Records follow. Copy every line with "pribadi".
-------------------------
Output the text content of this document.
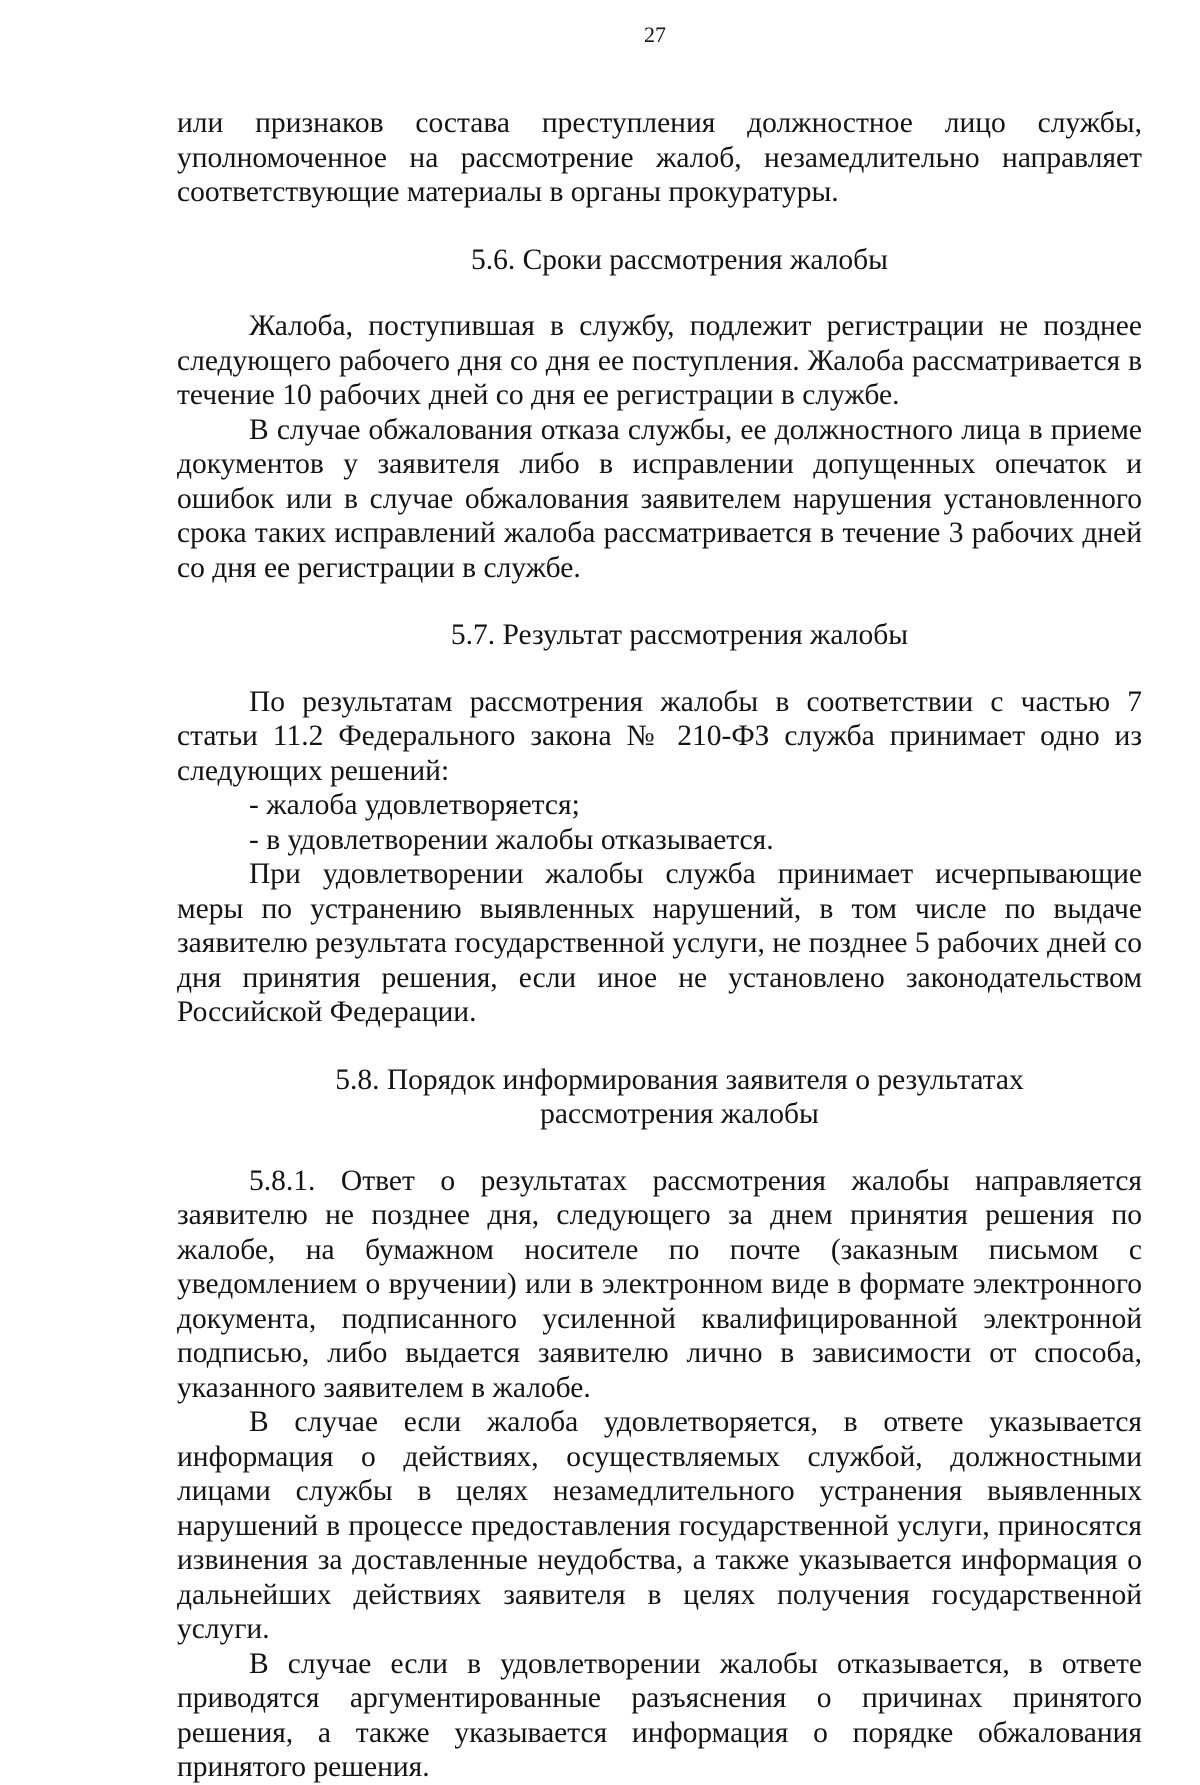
27

или признаков состава преступления должностное лицо службы, уполномоченное на рассмотрение жалоб, незамедлительно направляет соответствующие материалы в органы прокуратуры.

5.6. Сроки рассмотрения жалобы

Жалоба, поступившая в службу, подлежит регистрации не позднее следующего рабочего дня со дня ее поступления. Жалоба рассматривается в течение 10 рабочих дней со дня ее регистрации в службе.

В случае обжалования отказа службы, ее должностного лица в приеме документов у заявителя либо в исправлении допущенных опечаток и ошибок или в случае обжалования заявителем нарушения установленного срока таких исправлений жалоба рассматривается в течение 3 рабочих дней со дня ее регистрации в службе.

5.7. Результат рассмотрения жалобы

По результатам рассмотрения жалобы в соответствии с частью 7 статьи 11.2 Федерального закона № 210-ФЗ служба принимает одно из следующих решений:

- жалоба удовлетворяется;

- в удовлетворении жалобы отказывается.

При удовлетворении жалобы служба принимает исчерпывающие меры по устранению выявленных нарушений, в том числе по выдаче заявителю результата государственной услуги, не позднее 5 рабочих дней со дня принятия решения, если иное не установлено законодательством Российской Федерации.

5.8. Порядок информирования заявителя о результатах
рассмотрения жалобы

5.8.1. Ответ о результатах рассмотрения жалобы направляется заявителю не позднее дня, следующего за днем принятия решения по жалобе, на бумажном носителе по почте (заказным письмом с уведомлением о вручении) или в электронном виде в формате электронного документа, подписанного усиленной квалифицированной электронной подписью, либо выдается заявителю лично в зависимости от способа, указанного заявителем в жалобе.

В случае если жалоба удовлетворяется, в ответе указывается информация о действиях, осуществляемых службой, должностными лицами службы в целях незамедлительного устранения выявленных нарушений в процессе предоставления государственной услуги, приносятся извинения за доставленные неудобства, а также указывается информация о дальнейших действиях заявителя в целях получения государственной услуги.

В случае если в удовлетворении жалобы отказывается, в ответе приводятся аргументированные разъяснения о причинах принятого решения, а также указывается информация о порядке обжалования принятого решения.
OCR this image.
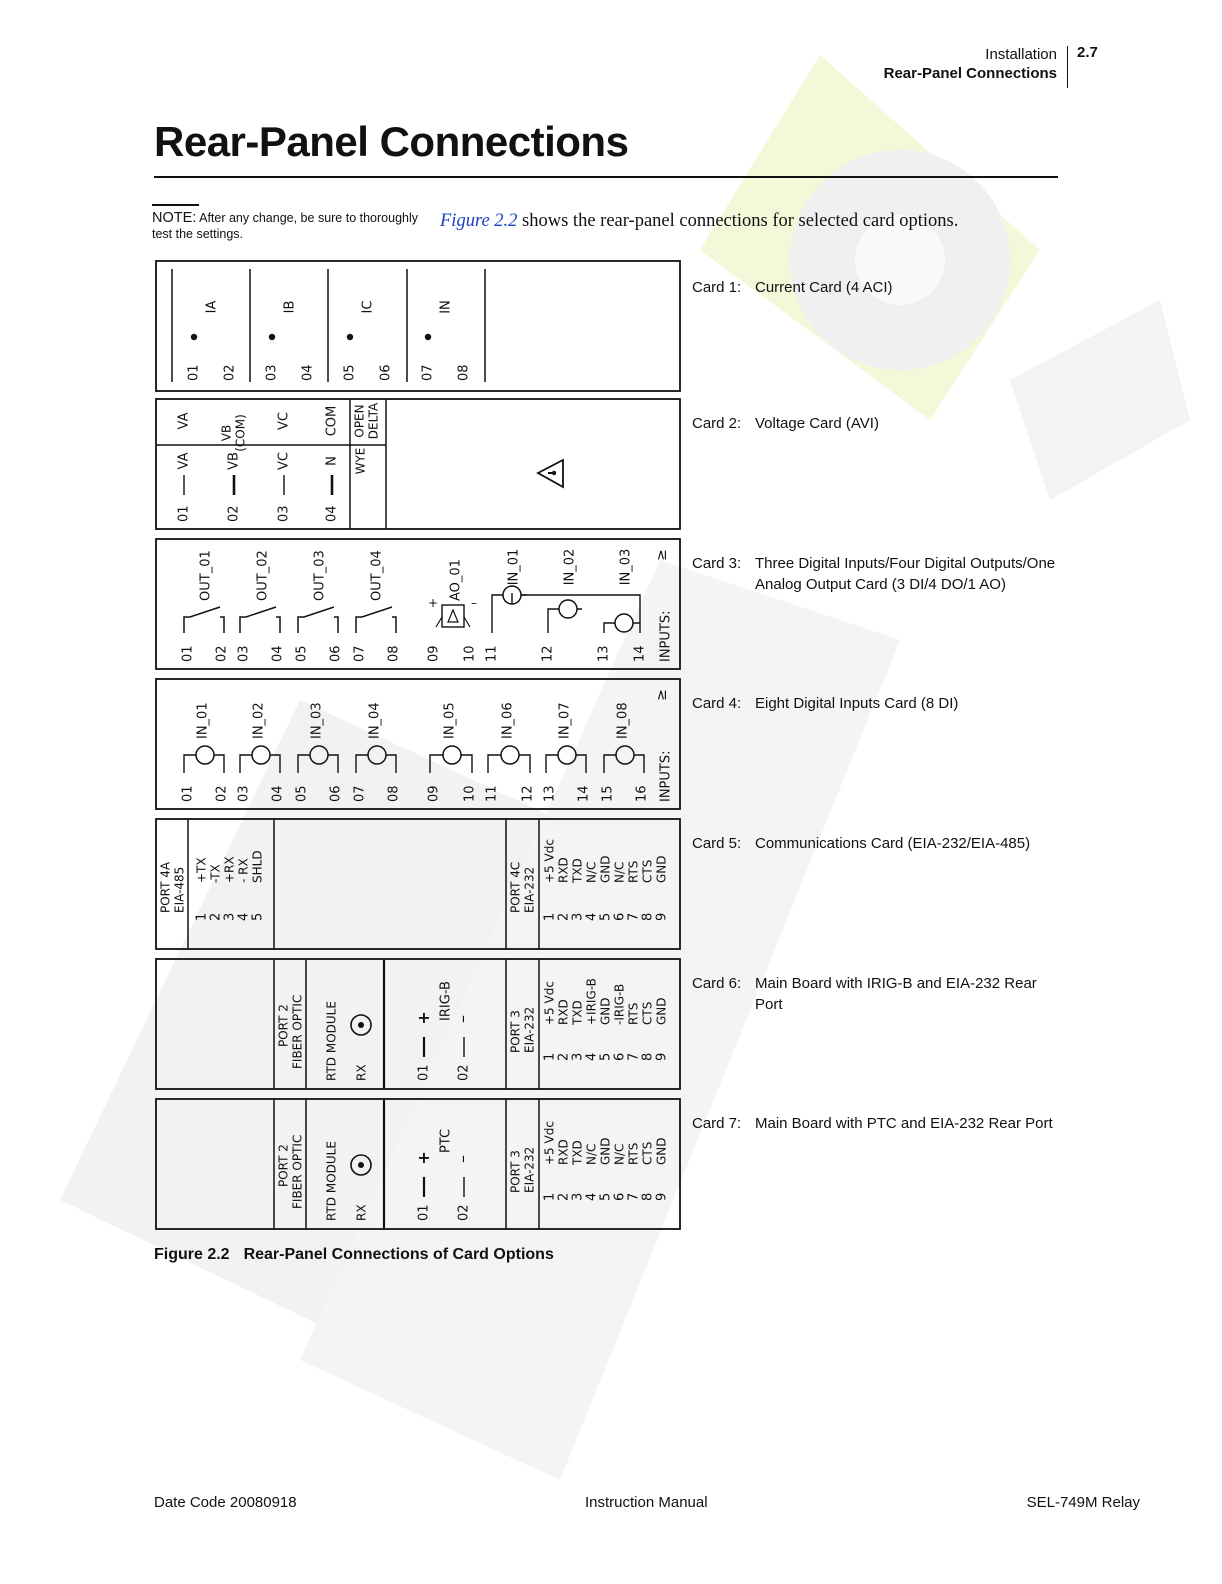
Installation
Rear-Panel Connections
2.7
Rear-Panel Connections
NOTE: After any change, be sure to thoroughly test the settings.
Figure 2.2 shows the rear-panel connections for selected card options.
01 02 03 04 05 06 07 08
IA	IB	IC	IN
VA
VB (COM) VC	COM
VA	VB	VC	N
01	02	03	04
OPEN DELTA
WYE
01 02 03 04 05 06 07 08 09 10 11	12	13 14
OUT_01	OUT_02	OUT_03	OUT_04	AO_01
+	–
IN_01	IN_02	IN_03
INPUTS:
≥
01 02 03 04 05 06 07 08 09 10 11 12 13 14 15 16
IN_01	IN_02	IN_03	IN_04	IN_05	IN_06	IN_07	IN_08
INPUTS:
≥
PORT 4A EIA-485
1 2 3 4 5
+TX -TX +RX - RX SHLD	PORT 4C EIA-232
1 2 3 4 5 6 7 8 9
+5 Vdc RXD TXD N/C GND N/C RTS CTS GND
PORT 2 FIBER OPTIC RTD MODULE RX	01 02
+ –
IRIG-B
PORT 3 EIA-232
1 2 3 4 5 6 7 8 9
+5 Vdc RXD TXD +IRIG-B GND -IRIG-B RTS CTS GND
PORT 2 FIBER OPTIC RTD MODULE RX	01 02
+ –
PTC
PORT 3 EIA-232
1 2 3 4 5 6 7 8 9
+5 Vdc RXD TXD N/C GND N/C RTS CTS GND
Card 1: Current Card (4 ACI)
Card 2: Voltage Card (AVI)
Card 3: Three Digital Inputs/Four Digital Outputs/One Analog Output Card (3 DI/4 DO/1 AO)
Card 4: Eight Digital Inputs Card (8 DI)
Card 5: Communications Card (EIA-232/EIA-485)
Card 6: Main Board with IRIG-B and EIA-232 Rear Port
Card 7: Main Board with PTC and EIA-232 Rear Port
Figure 2.2 Rear-Panel Connections of Card Options
Date Code 20080918	Instruction Manual	SEL-749M Relay
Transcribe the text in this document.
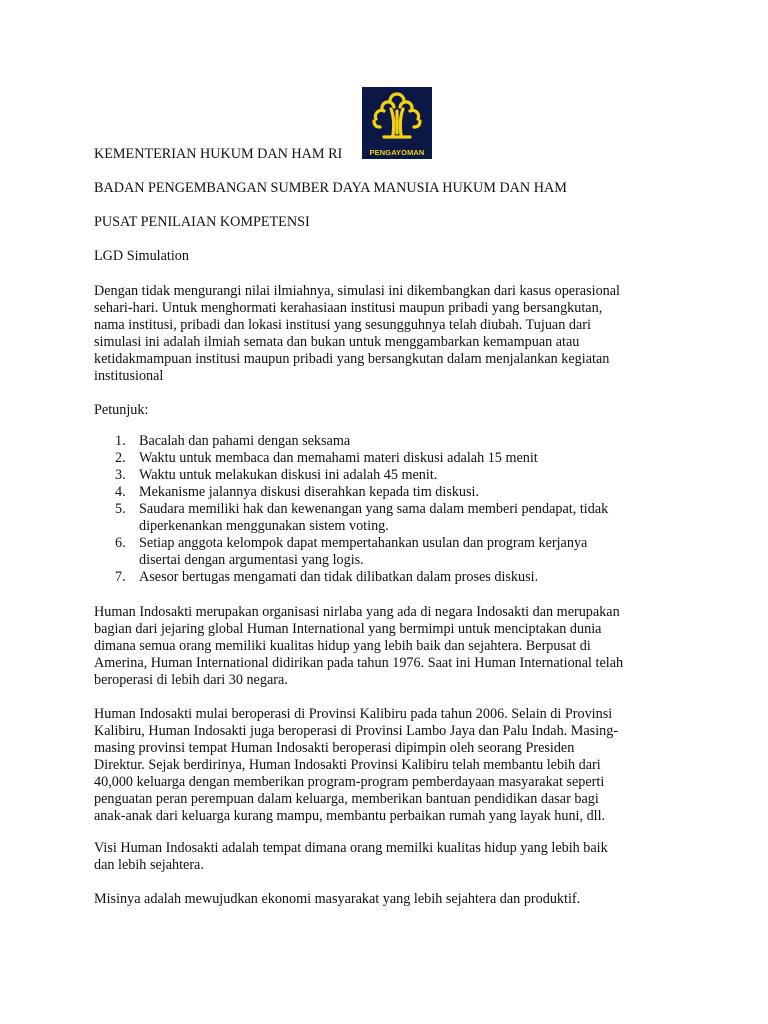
PENGAYOMAN
KEMENTERIAN HUKUM DAN HAM RI
BADAN PENGEMBANGAN SUMBER DAYA MANUSIA HUKUM DAN HAM
PUSAT PENILAIAN KOMPETENSI
LGD Simulation
Dengan tidak mengurangi nilai ilmiahnya, simulasi ini dikembangkan dari kasus operasional
sehari-hari. Untuk menghormati kerahasiaan institusi maupun pribadi yang bersangkutan,
nama institusi, pribadi dan lokasi institusi yang sesungguhnya telah diubah. Tujuan dari
simulasi ini adalah ilmiah semata dan bukan untuk menggambarkan kemampuan atau
ketidakmampuan institusi maupun pribadi yang bersangkutan dalam menjalankan kegiatan
institusional
Petunjuk:
1. Bacalah dan pahami dengan seksama
2. Waktu untuk membaca dan memahami materi diskusi adalah 15 menit
3. Waktu untuk melakukan diskusi ini adalah 45 menit.
4. Mekanisme jalannya diskusi diserahkan kepada tim diskusi.
5. Saudara memiliki hak dan kewenangan yang sama dalam memberi pendapat, tidak
diperkenankan menggunakan sistem voting.
6. Setiap anggota kelompok dapat mempertahankan usulan dan program kerjanya
disertai dengan argumentasi yang logis.
7. Asesor bertugas mengamati dan tidak dilibatkan dalam proses diskusi.
Human Indosakti merupakan organisasi nirlaba yang ada di negara Indosakti dan merupakan
bagian dari jejaring global Human International yang bermimpi untuk menciptakan dunia
dimana semua orang memiliki kualitas hidup yang lebih baik dan sejahtera. Berpusat di
Amerina, Human International didirikan pada tahun 1976. Saat ini Human International telah
beroperasi di lebih dari 30 negara.
Human Indosakti mulai beroperasi di Provinsi Kalibiru pada tahun 2006. Selain di Provinsi
Kalibiru, Human Indosakti juga beroperasi di Provinsi Lambo Jaya dan Palu Indah. Masing-
masing provinsi tempat Human Indosakti beroperasi dipimpin oleh seorang Presiden
Direktur. Sejak berdirinya, Human Indosakti Provinsi Kalibiru telah membantu lebih dari
40,000 keluarga dengan memberikan program-program pemberdayaan masyarakat seperti
penguatan peran perempuan dalam keluarga, memberikan bantuan pendidikan dasar bagi
anak-anak dari keluarga kurang mampu, membantu perbaikan rumah yang layak huni, dll.
Visi Human Indosakti adalah tempat dimana orang memilki kualitas hidup yang lebih baik
dan lebih sejahtera.
Misinya adalah mewujudkan ekonomi masyarakat yang lebih sejahtera dan produktif.
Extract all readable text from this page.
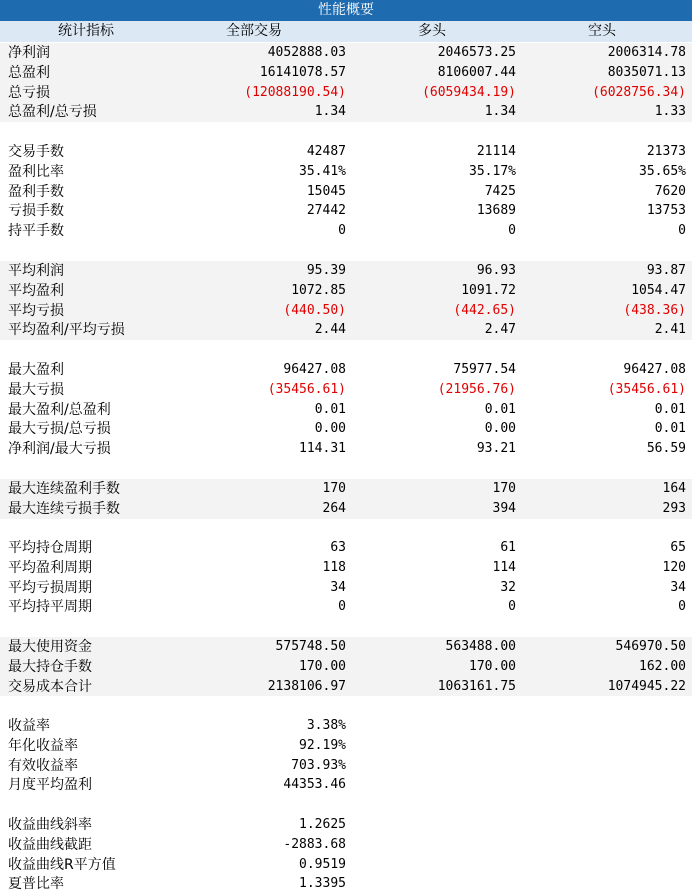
性能概要
统计指标	全部交易	多头	空头
净利润	4052888.03	2046573.25	2006314.78
总盈利	16141078.57	8106007.44	8035071.13
总亏损	(12088190.54)	(6059434.19)	(6028756.34)
总盈利/总亏损	1.34	1.34	1.33
交易手数	42487	21114	21373
盈利比率	35.41%	35.17%	35.65%
盈利手数	15045	7425	7620
亏损手数	27442	13689	13753
持平手数	0	0	0
平均利润	95.39	96.93	93.87
平均盈利	1072.85	1091.72	1054.47
平均亏损	(440.50)	(442.65)	(438.36)
平均盈利/平均亏损	2.44	2.47	2.41
最大盈利	96427.08	75977.54	96427.08
最大亏损	(35456.61)	(21956.76)	(35456.61)
最大盈利/总盈利	0.01	0.01	0.01
最大亏损/总亏损	0.00	0.00	0.01
净利润/最大亏损	114.31	93.21	56.59
最大连续盈利手数	170	170	164
最大连续亏损手数	264	394	293
平均持仓周期	63	61	65
平均盈利周期	118	114	120
平均亏损周期	34	32	34
平均持平周期	0	0	0
最大使用资金	575748.50	563488.00	546970.50
最大持仓手数	170.00	170.00	162.00
交易成本合计	2138106.97	1063161.75	1074945.22
收益率	3.38%
年化收益率	92.19%
有效收益率	703.93%
月度平均盈利	44353.46
收益曲线斜率	1.2625
收益曲线截距	-2883.68
收益曲线R平方值	0.9519
夏普比率	1.3395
-------------------------
ANSWER BELOW:
sehari-hari. Untuk menghormati kerahasiaan institusi maupun pribadi yang bersangkutan,
nama institusi, pribadi dan lokasi institusi yang sesungguhnya telah diubah. Tujuan dari
ketidakmampuan institusi maupun pribadi yang bersangkutan dalam menjalankan kegiatan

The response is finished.